=== Exercise ===
Reproduce every entry that follows word for word, but omit the images.
::: Material for this exercise
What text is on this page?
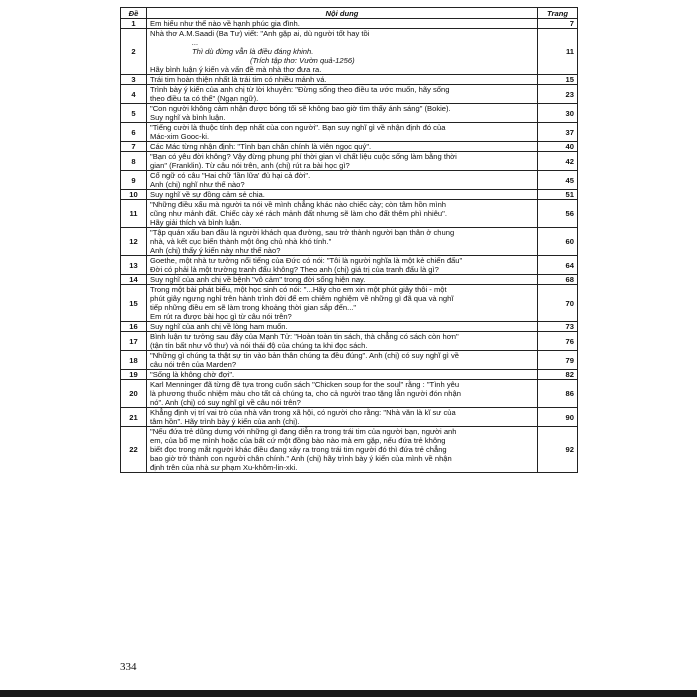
Đề	Nội dung	Trang
1	Em hiểu như thế nào về hạnh phúc gia đình.	7
2	Nhà thơ A.M.Saadi (Ba Tư) viết: "Anh gặp ai, dù người tốt hay tồi
...
Thì dù đừng vẫn là điều đáng khinh.
(Trích tập thơ: Vườn quả-1256)
Hãy bình luận ý kiến và vấn đề mà nhà thơ đưa ra.	11
3	Trái tim hoàn thiện nhất là trái tim có nhiều mảnh vá.	15
4	Trình bày ý kiến của anh chị từ lời khuyên: "Đừng sống theo điều ta ước muốn, hãy sống
theo điều ta có thể" (Ngạn ngữ).	23
5	"Con người không cảm nhận được bóng tối sẽ không bao giờ tìm thấy ánh sáng" (Bokie).
Suy nghĩ và bình luận.	30
6	"Tiếng cười là thuộc tính đẹp nhất của con người". Bạn suy nghĩ gì về nhận định đó của
Mác-xim Gooc-ki.	37
7	Các Mác từng nhận định: "Tình bạn chân chính là viên ngọc quý".	40
8	"Bạn có yêu đời không? Vậy đừng phung phí thời gian vì chất liệu cuộc sống làm bằng thời
gian" (Franklin). Từ câu nói trên, anh (chị) rút ra bài học gì?	42
9	Cổ ngữ có câu "Hai chữ 'lần lữa' đủ hại cả đời".
Anh (chị) nghĩ như thế nào?	45
10	Suy nghĩ về sự đồng cảm sẻ chia.	51
11	"Những điều xấu mà người ta nói về mình chẳng khác nào chiếc cày; còn tâm hồn mình
cũng như mảnh đất. Chiếc cày xé rách mảnh đất nhưng sẽ làm cho đất thêm phì nhiêu".
Hãy giải thích và bình luận.	56
12	"Tập quán xấu ban đầu là người khách qua đường, sau trở thành người bạn thân ở chung
nhà, và kết cục biến thành một ông chủ nhà khó tính."
Anh (chị) thấy ý kiến này như thế nào?	60
13	Goethe, một nhà tư tưởng nổi tiếng của Đức có nói: "Tôi là người nghĩa là một kẻ chiến đấu"
Đời có phải là một trường tranh đấu không? Theo anh (chị) giá trị của tranh đấu là gì?	64
14	Suy nghĩ của anh chị về bệnh "vô cảm" trong đời sống hiện nay.	68
15	Trong một bài phát biểu, một học sinh có nói: "...Hãy cho em xin một phút giây thôi - một
phút giây ngưng nghỉ trên hành trình đời để em chiêm nghiệm về những gì đã qua và nghĩ
tiếp những điều em sẽ làm trong khoảng thời gian sắp đến..."
Em rút ra được bài học gì từ câu nói trên?	70
16	Suy nghĩ của anh chị về lòng ham muốn.	73
17	Bình luận tư tưởng sau đây của Mạnh Tử: "Hoàn toàn tin sách, thà chẳng có sách còn hơn"
(tận tín bất như vô thư) và nói thái độ của chúng ta khi đọc sách.	76
18	"Những gì chúng ta thật sự tin vào bản thân chúng ta đều đúng". Anh (chị) có suy nghĩ gì về
câu nói trên của Marden?	79
19	"Sống là không chờ đợi".	82
20	Karl Menninger đã từng đề tựa trong cuốn sách "Chicken soup for the soul" rằng : "Tình yêu
là phương thuốc nhiệm màu cho tất cả chúng ta, cho cả người trao tặng lẫn người đón nhận
nó". Anh (chị) có suy nghĩ gì về câu nói trên?	86
21	Khẳng định vị trí vai trò của nhà văn trong xã hội, có người cho rằng: "Nhà văn là kĩ sư của
tâm hồn". Hãy trình bày ý kiến của anh (chị).	90
22	"Nếu đứa trẻ dũng dưng với những gì đang diễn ra trong trái tim của người bạn, người anh
em, của bố mẹ mình hoặc của bất cứ một đồng bào nào mà em gặp, nếu đứa trẻ không
biết đọc trong mắt người khác điều đang xảy ra trong trái tim người đó thì đứa trẻ chẳng
bao giờ trở thành con người chân chính." Anh (chị) hãy trình bày ý kiến của mình về nhận
định trên của nhà sư phạm Xu-khôm-lin-xki.	92
334
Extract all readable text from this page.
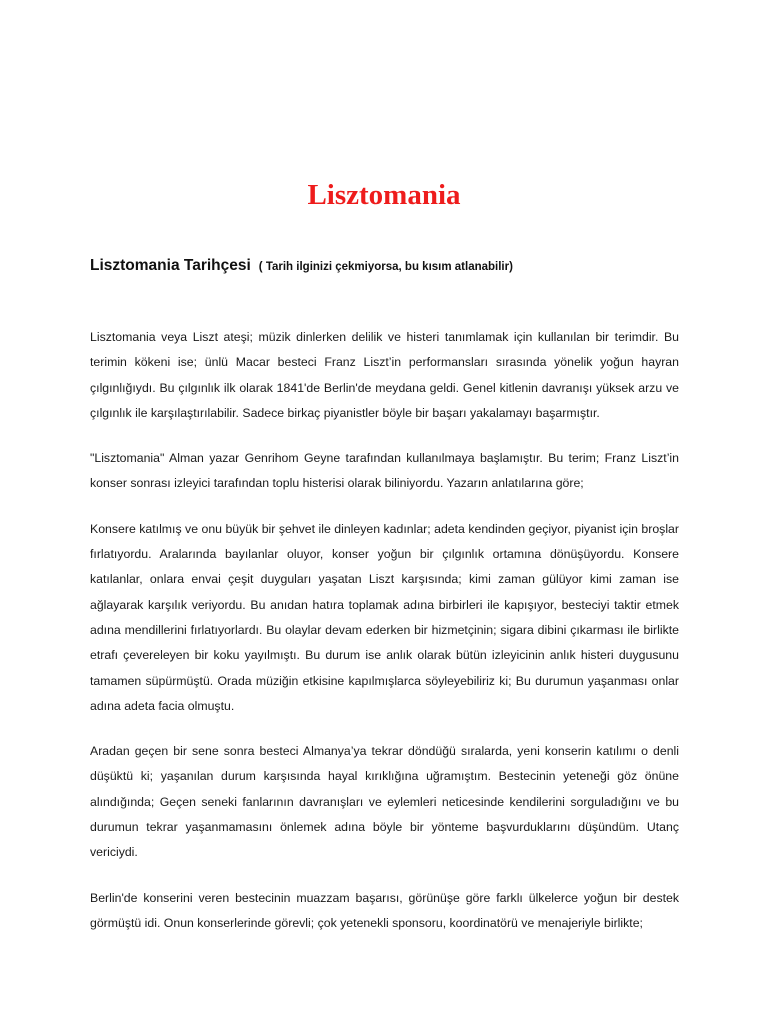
Lisztomania
Lisztomania Tarihçesi ( Tarih ilginizi çekmiyorsa, bu kısım atlanabilir)

Lisztomania veya Liszt ateşi; müzik dinlerken delilik ve histeri tanımlamak için kullanılan bir terimdir. Bu terimin kökeni ise; ünlü Macar besteci Franz Liszt’in performansları sırasında yönelik yoğun hayran çılgınlığıydı. Bu çılgınlık ilk olarak 1841'de Berlin'de meydana geldi. Genel kitlenin davranışı yüksek arzu ve çılgınlık ile karşılaştırılabilir. Sadece birkaç piyanistler böyle bir başarı yakalamayı başarmıştır.

"Lisztomania" Alman yazar Genrihom Geyne tarafından kullanılmaya başlamıştır. Bu terim; Franz Liszt’in konser sonrası izleyici tarafından toplu histerisi olarak biliniyordu. Yazarın anlatılarına göre;

Konsere katılmış ve onu büyük bir şehvet ile dinleyen kadınlar; adeta kendinden geçiyor, piyanist için broşlar fırlatıyordu. Aralarında bayılanlar oluyor, konser yoğun bir çılgınlık ortamına dönüşüyordu. Konsere katılanlar, onlara envai çeşit duyguları yaşatan Liszt karşısında; kimi zaman gülüyor kimi zaman ise ağlayarak karşılık veriyordu. Bu anıdan hatıra toplamak adına birbirleri ile kapışıyor, besteciyi taktir etmek adına mendillerini fırlatıyorlardı. Bu olaylar devam ederken bir hizmetçinin; sigara dibini çıkarması ile birlikte etrafı çevereleyen bir koku yayılmıştı. Bu durum ise anlık olarak bütün izleyicinin anlık histeri duygusunu tamamen süpürmüştü. Orada müziğin etkisine kapılmışlarca söyleyebiliriz ki; Bu durumun yaşanması onlar adına adeta facia olmuştu.

Aradan geçen bir sene sonra besteci Almanya’ya tekrar döndüğü sıralarda, yeni konserin katılımı o denli düşüktü ki; yaşanılan durum karşısında hayal kırıklığına uğramıştım. Bestecinin yeteneği göz önüne alındığında; Geçen seneki fanlarının davranışları ve eylemleri neticesinde kendilerini sorguladığını ve bu durumun tekrar yaşanmamasını önlemek adına böyle bir yönteme başvurduklarını düşündüm. Utanç vericiydi.

Berlin'de konserini veren bestecinin muazzam başarısı, görünüşe göre farklı ülkelerce yoğun bir destek görmüştü idi. Onun konserlerinde görevli; çok yetenekli sponsoru, koordinatörü ve menajeriyle birlikte;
::::::
=== Output for this task ===
What text is on this page?
Đề	Nội dung	Trang
1	Em hiểu như thế nào về hạnh phúc gia đình.	7
2	Nhà thơ A.M.Saadi (Ba Tư) viết: "Anh gặp ai, dù người tốt hay tồi
...
Thì dù đừng vẫn là điều đáng khinh.
(Trích tập thơ: Vườn quả-1256)
Hãy bình luận ý kiến và vấn đề mà nhà thơ đưa ra.	11
3	Trái tim hoàn thiện nhất là trái tim có nhiều mảnh vá.	15
4	Trình bày ý kiến của anh chị từ lời khuyên: "Đừng sống theo điều ta ước muốn, hãy sống
theo điều ta có thể" (Ngạn ngữ).	23
5	"Con người không cảm nhận được bóng tối sẽ không bao giờ tìm thấy ánh sáng" (Bokie).
Suy nghĩ và bình luận.	30
6	"Tiếng cười là thuộc tính đẹp nhất của con người". Bạn suy nghĩ gì về nhận định đó của
Mác-xim Gooc-ki.	37
7	Các Mác từng nhận định: "Tình bạn chân chính là viên ngọc quý".	40
8	"Bạn có yêu đời không? Vậy đừng phung phí thời gian vì chất liệu cuộc sống làm bằng thời
gian" (Franklin). Từ câu nói trên, anh (chị) rút ra bài học gì?	42
9	Cổ ngữ có câu "Hai chữ 'lần lữa' đủ hại cả đời".
Anh (chị) nghĩ như thế nào?	45
10	Suy nghĩ về sự đồng cảm sẻ chia.	51
11	"Những điều xấu mà người ta nói về mình chẳng khác nào chiếc cày; còn tâm hồn mình
cũng như mảnh đất. Chiếc cày xé rách mảnh đất nhưng sẽ làm cho đất thêm phì nhiêu".
Hãy giải thích và bình luận.	56
12	"Tập quán xấu ban đầu là người khách qua đường, sau trở thành người bạn thân ở chung
nhà, và kết cục biến thành một ông chủ nhà khó tính."
Anh (chị) thấy ý kiến này như thế nào?	60
13	Goethe, một nhà tư tưởng nổi tiếng của Đức có nói: "Tôi là người nghĩa là một kẻ chiến đấu"
Đời có phải là một trường tranh đấu không? Theo anh (chị) giá trị của tranh đấu là gì?	64
14	Suy nghĩ của anh chị về bệnh "vô cảm" trong đời sống hiện nay.	68
15	Trong một bài phát biểu, một học sinh có nói: "...Hãy cho em xin một phút giây thôi - một
phút giây ngưng nghỉ trên hành trình đời để em chiêm nghiệm về những gì đã qua và nghĩ
tiếp những điều em sẽ làm trong khoảng thời gian sắp đến..."
Em rút ra được bài học gì từ câu nói trên?	70
16	Suy nghĩ của anh chị về lòng ham muốn.	73
17	Bình luận tư tưởng sau đây của Mạnh Tử: "Hoàn toàn tin sách, thà chẳng có sách còn hơn"
(tận tín bất như vô thư) và nói thái độ của chúng ta khi đọc sách.	76
18	"Những gì chúng ta thật sự tin vào bản thân chúng ta đều đúng". Anh (chị) có suy nghĩ gì về
câu nói trên của Marden?	79
19	"Sống là không chờ đợi".	82
20	Karl Menninger đã từng đề tựa trong cuốn sách "Chicken soup for the soul" rằng : "Tình yêu
là phương thuốc nhiệm màu cho tất cả chúng ta, cho cả người trao tặng lẫn người đón nhận
nó". Anh (chị) có suy nghĩ gì về câu nói trên?	86
21	Khẳng định vị trí vai trò của nhà văn trong xã hội, có người cho rằng: "Nhà văn là kĩ sư của
tâm hồn". Hãy trình bày ý kiến của anh (chị).	90
22	"Nếu đứa trẻ dũng dưng với những gì đang diễn ra trong trái tim của người bạn, người anh
em, của bố mẹ mình hoặc của bất cứ một đồng bào nào mà em gặp, nếu đứa trẻ không
biết đọc trong mắt người khác điều đang xảy ra trong trái tim người đó thì đứa trẻ chẳng
bao giờ trở thành con người chân chính." Anh (chị) hãy trình bày ý kiến của mình về nhận
định trên của nhà sư phạm Xu-khôm-lin-xki.	92
334
Extract all readable text from this page.
Lisztomania
Lisztomania Tarihçesi ( Tarih ilginizi çekmiyorsa, bu kısım atlanabilir)

Lisztomania veya Liszt ateşi; müzik dinlerken delilik ve histeri tanımlamak için kullanılan bir terimdir. Bu terimin kökeni ise; ünlü Macar besteci Franz Liszt’in performansları sırasında yönelik yoğun hayran çılgınlığıydı. Bu çılgınlık ilk olarak 1841'de Berlin'de meydana geldi. Genel kitlenin davranışı yüksek arzu ve çılgınlık ile karşılaştırılabilir. Sadece birkaç piyanistler böyle bir başarı yakalamayı başarmıştır.

"Lisztomania" Alman yazar Genrihom Geyne tarafından kullanılmaya başlamıştır. Bu terim; Franz Liszt’in konser sonrası izleyici tarafından toplu histerisi olarak biliniyordu. Yazarın anlatılarına göre;

Konsere katılmış ve onu büyük bir şehvet ile dinleyen kadınlar; adeta kendinden geçiyor, piyanist için broşlar fırlatıyordu. Aralarında bayılanlar oluyor, konser yoğun bir çılgınlık ortamına dönüşüyordu. Konsere katılanlar, onlara envai çeşit duyguları yaşatan Liszt karşısında; kimi zaman gülüyor kimi zaman ise ağlayarak karşılık veriyordu. Bu anıdan hatıra toplamak adına birbirleri ile kapışıyor, besteciyi taktir etmek adına mendillerini fırlatıyorlardı. Bu olaylar devam ederken bir hizmetçinin; sigara dibini çıkarması ile birlikte etrafı çevereleyen bir koku yayılmıştı. Bu durum ise anlık olarak bütün izleyicinin anlık histeri duygusunu tamamen süpürmüştü. Orada müziğin etkisine kapılmışlarca söyleyebiliriz ki; Bu durumun yaşanması onlar adına adeta facia olmuştu.

Aradan geçen bir sene sonra besteci Almanya’ya tekrar döndüğü sıralarda, yeni konserin katılımı o denli düşüktü ki; yaşanılan durum karşısında hayal kırıklığına uğramıştım. Bestecinin yeteneği göz önüne alındığında; Geçen seneki fanlarının davranışları ve eylemleri neticesinde kendilerini sorguladığını ve bu durumun tekrar yaşanmamasını önlemek adına böyle bir yönteme başvurduklarını düşündüm. Utanç vericiydi.

Berlin'de konserini veren bestecinin muazzam başarısı, görünüşe göre farklı ülkelerce yoğun bir destek görmüştü idi. Onun konserlerinde görevli; çok yetenekli sponsoru, koordinatörü ve menajeriyle birlikte;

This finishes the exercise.